◆ Exercise details
Assemble all lines in which the string "instruction" appears.

--------

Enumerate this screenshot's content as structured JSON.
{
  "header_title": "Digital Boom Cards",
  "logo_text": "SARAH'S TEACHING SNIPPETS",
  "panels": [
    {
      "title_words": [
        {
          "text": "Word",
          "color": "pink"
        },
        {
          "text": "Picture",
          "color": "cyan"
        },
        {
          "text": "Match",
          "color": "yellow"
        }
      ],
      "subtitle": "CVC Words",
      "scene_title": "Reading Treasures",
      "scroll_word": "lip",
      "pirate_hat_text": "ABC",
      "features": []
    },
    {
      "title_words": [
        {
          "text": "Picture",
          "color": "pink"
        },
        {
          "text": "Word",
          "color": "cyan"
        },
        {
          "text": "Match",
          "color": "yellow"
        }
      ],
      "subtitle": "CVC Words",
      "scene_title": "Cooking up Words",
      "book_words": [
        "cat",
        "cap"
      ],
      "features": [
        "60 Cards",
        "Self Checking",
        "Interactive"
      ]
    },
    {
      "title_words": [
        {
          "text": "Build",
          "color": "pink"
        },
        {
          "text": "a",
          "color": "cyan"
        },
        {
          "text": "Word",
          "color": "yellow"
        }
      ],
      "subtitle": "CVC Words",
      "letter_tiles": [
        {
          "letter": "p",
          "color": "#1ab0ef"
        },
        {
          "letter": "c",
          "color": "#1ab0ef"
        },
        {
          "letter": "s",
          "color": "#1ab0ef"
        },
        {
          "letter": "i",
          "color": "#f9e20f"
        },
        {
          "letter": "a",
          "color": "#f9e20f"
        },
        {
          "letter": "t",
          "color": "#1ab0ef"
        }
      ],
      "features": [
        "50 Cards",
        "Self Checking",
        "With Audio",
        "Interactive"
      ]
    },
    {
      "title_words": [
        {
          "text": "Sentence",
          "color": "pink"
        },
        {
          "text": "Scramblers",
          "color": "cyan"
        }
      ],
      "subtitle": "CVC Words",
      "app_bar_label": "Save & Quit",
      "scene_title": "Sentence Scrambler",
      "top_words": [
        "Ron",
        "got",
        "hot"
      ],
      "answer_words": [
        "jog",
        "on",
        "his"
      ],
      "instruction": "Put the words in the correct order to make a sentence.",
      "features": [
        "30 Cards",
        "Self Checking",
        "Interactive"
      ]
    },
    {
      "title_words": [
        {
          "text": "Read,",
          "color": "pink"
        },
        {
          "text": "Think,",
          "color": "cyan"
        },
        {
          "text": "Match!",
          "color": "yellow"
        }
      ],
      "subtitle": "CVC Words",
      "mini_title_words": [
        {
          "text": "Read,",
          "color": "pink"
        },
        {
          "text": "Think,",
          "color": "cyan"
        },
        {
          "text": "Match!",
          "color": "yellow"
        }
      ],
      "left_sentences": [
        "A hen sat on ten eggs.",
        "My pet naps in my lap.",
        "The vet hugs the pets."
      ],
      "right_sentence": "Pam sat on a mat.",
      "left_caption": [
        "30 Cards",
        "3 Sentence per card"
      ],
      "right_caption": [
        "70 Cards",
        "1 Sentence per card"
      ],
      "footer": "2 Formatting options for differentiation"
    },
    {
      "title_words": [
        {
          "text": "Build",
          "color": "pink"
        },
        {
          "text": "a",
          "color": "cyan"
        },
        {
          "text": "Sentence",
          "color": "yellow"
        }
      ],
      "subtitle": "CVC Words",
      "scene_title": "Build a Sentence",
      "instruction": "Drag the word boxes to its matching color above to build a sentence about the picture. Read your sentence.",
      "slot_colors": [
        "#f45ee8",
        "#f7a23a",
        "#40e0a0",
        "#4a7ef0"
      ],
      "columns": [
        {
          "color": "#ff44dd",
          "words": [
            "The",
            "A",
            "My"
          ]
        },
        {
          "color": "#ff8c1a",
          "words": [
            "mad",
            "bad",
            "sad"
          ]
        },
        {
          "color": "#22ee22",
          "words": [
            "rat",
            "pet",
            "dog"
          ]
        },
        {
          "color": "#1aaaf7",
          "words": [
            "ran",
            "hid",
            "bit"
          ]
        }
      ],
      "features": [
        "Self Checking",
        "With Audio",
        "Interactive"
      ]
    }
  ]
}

--------

◆ Written answer
      "instruction": "Put the words in the correct order to make a sentence.",
      "instruction": "Drag the word boxes to its matching color above to build a sentence about the picture. Read your sentence.",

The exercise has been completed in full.